┌─ MATERIAL FOR THIS EXERCISE

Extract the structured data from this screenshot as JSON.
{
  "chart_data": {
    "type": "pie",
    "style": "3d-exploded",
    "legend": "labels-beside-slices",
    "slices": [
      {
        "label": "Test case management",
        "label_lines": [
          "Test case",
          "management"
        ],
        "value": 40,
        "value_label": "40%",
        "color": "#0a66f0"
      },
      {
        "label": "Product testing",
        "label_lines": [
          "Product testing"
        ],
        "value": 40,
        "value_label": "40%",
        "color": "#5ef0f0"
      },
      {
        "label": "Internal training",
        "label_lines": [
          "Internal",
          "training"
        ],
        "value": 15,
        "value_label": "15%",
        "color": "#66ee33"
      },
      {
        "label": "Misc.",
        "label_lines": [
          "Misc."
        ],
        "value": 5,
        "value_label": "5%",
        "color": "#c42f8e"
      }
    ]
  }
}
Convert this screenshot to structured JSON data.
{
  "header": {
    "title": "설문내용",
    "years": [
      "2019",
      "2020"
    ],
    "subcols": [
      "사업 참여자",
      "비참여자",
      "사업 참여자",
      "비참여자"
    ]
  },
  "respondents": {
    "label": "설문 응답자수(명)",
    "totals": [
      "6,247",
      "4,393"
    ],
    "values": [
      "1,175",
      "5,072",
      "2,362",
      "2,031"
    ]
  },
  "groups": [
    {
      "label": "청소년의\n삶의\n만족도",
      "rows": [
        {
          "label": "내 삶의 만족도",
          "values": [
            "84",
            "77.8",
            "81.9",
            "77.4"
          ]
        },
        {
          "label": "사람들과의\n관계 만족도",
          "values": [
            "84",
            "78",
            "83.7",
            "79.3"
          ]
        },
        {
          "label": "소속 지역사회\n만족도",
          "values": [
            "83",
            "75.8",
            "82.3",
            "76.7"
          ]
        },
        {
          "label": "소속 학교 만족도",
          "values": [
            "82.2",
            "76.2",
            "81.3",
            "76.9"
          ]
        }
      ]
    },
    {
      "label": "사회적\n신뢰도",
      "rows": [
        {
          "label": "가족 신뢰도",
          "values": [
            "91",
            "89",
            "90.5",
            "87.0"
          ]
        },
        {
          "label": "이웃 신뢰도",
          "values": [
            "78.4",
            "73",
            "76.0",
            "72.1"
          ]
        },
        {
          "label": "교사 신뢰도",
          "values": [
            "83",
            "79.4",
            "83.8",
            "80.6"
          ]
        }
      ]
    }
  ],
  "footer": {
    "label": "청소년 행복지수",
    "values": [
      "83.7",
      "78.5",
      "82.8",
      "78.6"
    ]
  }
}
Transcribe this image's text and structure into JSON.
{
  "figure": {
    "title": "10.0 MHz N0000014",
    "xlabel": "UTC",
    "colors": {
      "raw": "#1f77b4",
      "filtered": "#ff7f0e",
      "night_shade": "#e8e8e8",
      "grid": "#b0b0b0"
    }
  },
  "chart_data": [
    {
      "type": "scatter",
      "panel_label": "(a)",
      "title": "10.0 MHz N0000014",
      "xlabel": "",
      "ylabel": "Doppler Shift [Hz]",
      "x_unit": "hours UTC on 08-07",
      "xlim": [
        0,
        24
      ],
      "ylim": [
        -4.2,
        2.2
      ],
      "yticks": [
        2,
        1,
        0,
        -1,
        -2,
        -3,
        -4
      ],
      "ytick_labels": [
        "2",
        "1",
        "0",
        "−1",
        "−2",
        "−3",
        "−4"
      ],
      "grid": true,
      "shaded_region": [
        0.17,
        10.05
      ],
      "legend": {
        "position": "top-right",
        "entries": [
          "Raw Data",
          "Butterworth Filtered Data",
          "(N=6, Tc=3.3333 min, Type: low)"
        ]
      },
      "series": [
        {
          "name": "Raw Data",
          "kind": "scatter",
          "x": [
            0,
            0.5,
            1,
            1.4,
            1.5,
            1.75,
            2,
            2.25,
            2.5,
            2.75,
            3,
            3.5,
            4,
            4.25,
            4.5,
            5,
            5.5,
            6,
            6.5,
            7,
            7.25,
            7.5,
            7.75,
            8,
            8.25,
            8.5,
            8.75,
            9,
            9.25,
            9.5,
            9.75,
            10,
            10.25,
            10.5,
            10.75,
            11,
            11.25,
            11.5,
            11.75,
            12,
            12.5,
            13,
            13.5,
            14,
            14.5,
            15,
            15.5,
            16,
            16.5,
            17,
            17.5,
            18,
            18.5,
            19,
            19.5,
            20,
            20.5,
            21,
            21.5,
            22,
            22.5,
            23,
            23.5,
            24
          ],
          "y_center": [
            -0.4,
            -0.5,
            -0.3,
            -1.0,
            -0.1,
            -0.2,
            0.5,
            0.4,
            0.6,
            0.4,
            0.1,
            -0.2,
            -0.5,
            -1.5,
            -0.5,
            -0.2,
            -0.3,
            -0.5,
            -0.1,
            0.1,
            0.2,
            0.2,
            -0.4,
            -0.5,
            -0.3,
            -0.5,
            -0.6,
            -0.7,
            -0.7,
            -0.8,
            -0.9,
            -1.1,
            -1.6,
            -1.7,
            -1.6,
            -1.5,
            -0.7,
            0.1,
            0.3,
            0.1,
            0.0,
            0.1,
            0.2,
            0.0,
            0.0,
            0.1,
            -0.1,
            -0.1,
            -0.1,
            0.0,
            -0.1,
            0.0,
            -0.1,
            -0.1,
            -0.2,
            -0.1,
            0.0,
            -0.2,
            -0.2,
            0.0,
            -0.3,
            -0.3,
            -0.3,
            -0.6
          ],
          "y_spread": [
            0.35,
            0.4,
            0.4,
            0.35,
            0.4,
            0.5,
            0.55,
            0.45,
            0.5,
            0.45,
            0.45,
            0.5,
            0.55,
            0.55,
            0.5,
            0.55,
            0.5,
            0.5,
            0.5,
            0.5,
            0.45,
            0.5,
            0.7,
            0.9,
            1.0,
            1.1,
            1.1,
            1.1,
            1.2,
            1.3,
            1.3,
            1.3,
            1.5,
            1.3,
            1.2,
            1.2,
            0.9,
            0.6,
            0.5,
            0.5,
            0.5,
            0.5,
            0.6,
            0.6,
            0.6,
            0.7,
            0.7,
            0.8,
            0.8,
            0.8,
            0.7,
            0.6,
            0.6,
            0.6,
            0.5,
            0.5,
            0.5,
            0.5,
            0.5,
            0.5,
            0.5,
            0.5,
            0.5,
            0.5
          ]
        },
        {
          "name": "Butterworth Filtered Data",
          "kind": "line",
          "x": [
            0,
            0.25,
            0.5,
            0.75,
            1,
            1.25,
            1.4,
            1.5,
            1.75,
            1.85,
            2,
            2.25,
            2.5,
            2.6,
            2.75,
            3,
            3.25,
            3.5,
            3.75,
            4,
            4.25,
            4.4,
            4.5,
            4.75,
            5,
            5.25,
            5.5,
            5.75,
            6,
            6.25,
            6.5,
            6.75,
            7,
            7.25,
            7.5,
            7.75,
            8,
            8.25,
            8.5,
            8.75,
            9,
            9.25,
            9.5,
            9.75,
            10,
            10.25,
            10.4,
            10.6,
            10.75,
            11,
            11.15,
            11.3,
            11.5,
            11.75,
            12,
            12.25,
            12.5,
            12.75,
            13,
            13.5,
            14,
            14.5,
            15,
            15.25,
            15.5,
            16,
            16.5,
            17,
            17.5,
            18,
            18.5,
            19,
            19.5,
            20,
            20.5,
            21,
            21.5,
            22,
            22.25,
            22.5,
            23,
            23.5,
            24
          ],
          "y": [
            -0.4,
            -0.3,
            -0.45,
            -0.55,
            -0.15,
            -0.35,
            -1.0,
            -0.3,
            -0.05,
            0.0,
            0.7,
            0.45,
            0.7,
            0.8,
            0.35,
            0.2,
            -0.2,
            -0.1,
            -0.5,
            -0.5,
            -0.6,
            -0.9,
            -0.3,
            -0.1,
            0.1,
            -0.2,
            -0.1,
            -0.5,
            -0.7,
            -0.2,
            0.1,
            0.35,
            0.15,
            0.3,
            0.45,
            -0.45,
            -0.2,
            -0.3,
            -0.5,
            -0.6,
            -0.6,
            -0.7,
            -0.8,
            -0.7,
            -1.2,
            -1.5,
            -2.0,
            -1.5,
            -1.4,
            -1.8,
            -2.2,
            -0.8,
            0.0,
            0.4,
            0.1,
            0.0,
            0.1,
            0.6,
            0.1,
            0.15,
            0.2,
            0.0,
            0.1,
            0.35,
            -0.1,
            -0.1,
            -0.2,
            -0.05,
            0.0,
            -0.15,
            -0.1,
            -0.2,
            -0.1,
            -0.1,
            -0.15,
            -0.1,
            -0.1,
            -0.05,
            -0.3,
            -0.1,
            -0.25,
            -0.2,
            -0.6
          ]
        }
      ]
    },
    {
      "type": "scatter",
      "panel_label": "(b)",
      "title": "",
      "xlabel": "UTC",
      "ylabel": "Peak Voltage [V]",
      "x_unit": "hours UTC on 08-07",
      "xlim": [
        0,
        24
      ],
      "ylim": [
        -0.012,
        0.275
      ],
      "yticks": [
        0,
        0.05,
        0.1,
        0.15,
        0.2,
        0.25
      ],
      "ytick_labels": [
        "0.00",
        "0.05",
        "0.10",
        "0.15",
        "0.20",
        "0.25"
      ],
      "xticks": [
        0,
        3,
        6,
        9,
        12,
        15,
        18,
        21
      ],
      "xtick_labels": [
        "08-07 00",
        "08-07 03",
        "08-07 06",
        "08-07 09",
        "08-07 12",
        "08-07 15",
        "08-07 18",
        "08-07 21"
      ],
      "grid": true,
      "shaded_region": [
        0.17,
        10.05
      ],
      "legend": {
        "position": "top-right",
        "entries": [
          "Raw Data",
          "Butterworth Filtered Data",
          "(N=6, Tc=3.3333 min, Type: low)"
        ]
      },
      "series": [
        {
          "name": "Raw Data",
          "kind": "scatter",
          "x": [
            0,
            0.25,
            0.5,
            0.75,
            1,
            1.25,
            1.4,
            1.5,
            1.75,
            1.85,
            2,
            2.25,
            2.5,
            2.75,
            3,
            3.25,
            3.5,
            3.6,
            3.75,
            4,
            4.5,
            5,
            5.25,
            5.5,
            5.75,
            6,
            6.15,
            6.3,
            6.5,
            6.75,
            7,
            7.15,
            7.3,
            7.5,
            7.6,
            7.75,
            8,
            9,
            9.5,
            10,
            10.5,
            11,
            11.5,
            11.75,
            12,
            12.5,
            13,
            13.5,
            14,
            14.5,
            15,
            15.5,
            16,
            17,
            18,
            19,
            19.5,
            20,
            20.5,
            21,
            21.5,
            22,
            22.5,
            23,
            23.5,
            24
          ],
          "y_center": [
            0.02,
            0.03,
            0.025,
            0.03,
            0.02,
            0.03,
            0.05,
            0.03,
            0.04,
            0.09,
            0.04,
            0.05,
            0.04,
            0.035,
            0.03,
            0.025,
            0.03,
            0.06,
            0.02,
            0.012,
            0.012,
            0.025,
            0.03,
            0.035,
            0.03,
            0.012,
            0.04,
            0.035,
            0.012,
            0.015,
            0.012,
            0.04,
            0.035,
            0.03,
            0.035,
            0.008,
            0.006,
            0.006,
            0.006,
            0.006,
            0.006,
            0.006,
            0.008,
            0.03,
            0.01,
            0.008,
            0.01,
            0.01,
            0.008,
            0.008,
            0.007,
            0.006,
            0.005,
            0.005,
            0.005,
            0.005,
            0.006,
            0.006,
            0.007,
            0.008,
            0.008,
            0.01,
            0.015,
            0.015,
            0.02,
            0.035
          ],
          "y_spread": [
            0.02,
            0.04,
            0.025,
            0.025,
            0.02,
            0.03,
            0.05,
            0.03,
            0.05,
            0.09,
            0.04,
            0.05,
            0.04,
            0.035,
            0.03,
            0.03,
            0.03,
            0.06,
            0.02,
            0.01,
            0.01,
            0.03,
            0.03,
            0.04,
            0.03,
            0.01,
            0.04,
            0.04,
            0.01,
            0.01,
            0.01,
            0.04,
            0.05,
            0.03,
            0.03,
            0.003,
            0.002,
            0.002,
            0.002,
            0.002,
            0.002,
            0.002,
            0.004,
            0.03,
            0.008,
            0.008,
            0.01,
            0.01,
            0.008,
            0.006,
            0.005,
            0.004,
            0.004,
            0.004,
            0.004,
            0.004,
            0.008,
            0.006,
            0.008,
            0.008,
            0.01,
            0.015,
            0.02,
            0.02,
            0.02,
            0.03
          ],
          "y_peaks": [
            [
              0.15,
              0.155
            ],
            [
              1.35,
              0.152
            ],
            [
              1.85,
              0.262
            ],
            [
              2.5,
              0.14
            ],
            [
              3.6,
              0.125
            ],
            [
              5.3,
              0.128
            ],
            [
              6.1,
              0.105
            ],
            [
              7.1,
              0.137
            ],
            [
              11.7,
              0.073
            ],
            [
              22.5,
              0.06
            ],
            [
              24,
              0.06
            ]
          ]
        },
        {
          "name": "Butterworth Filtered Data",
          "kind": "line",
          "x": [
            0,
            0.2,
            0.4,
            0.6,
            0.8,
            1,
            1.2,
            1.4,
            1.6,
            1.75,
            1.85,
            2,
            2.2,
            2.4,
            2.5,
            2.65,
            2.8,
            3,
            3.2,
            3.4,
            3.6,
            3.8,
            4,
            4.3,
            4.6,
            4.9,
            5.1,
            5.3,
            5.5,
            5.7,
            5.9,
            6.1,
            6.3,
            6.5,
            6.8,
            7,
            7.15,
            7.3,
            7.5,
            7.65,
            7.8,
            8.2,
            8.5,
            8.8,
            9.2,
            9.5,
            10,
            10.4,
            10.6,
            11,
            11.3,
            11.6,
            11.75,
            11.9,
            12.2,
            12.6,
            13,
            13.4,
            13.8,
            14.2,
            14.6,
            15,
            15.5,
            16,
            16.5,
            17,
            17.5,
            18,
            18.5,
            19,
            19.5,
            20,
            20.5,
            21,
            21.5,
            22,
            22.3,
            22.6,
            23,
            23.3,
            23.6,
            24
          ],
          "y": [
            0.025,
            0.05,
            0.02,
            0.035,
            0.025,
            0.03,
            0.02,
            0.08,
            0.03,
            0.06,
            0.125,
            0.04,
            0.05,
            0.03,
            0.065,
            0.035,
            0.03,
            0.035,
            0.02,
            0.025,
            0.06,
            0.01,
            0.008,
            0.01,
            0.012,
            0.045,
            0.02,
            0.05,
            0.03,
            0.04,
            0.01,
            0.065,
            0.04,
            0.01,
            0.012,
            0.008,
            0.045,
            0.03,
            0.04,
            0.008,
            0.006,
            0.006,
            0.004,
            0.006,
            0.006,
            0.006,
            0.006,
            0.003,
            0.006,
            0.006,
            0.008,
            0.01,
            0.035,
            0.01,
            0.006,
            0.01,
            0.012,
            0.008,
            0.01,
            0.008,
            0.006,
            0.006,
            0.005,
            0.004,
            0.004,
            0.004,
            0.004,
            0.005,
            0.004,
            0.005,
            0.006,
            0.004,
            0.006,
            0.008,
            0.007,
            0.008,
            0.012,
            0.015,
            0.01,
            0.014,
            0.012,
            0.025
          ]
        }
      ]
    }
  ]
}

└─

__GIVEN REQUEST__
Wherever the string "slices" appears in the entries above, list that line.

__THE COMPLETED TASK__
    "legend": "labels-beside-slices",
    "slices": [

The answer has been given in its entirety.